§ Requirements
Wherever the word "Difficulty" turns up in a line of the entries, copy that line.

§ Records supplied
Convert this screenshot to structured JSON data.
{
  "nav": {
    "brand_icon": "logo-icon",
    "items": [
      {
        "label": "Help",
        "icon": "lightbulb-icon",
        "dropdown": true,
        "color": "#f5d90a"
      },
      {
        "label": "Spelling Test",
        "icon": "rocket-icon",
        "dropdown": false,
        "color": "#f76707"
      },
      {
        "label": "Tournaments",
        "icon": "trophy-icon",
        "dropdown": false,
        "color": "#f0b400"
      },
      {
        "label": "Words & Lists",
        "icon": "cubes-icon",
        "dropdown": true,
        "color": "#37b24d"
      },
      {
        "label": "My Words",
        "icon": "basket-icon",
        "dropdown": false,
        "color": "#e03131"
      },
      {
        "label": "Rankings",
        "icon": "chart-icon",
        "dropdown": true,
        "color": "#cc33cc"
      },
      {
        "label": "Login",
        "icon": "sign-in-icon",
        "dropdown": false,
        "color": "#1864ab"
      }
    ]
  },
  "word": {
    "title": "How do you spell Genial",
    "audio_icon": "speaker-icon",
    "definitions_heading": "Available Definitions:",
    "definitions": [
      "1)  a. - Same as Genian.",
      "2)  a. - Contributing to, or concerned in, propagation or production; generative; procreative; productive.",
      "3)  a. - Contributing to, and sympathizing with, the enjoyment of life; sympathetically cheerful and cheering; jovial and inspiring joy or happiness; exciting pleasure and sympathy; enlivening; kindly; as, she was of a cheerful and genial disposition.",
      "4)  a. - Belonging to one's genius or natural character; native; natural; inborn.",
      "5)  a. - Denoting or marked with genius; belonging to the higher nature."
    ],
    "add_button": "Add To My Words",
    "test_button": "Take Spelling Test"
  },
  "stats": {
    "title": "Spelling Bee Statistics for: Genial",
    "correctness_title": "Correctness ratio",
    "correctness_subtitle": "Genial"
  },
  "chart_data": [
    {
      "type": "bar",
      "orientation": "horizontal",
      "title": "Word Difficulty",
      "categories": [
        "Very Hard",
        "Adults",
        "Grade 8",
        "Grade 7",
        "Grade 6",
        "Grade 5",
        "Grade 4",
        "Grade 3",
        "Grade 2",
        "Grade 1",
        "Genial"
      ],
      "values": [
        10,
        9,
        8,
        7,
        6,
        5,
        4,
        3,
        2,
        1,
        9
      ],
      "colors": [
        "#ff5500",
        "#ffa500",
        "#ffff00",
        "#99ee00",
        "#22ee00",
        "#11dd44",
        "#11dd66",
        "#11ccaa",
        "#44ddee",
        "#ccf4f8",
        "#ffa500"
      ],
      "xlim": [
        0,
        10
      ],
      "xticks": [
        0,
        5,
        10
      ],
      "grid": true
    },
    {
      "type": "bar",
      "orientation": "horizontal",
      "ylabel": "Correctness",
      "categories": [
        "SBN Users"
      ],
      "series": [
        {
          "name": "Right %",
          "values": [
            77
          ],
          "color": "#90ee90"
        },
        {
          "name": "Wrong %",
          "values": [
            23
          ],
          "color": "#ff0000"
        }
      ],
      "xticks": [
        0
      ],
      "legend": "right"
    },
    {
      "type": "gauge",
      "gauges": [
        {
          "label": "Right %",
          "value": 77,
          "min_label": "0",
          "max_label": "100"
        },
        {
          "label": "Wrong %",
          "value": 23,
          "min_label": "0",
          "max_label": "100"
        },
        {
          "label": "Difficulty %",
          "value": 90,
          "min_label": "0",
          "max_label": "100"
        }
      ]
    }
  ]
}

§ Exercise output
      "title": "Word Difficulty",
          "label": "Difficulty %",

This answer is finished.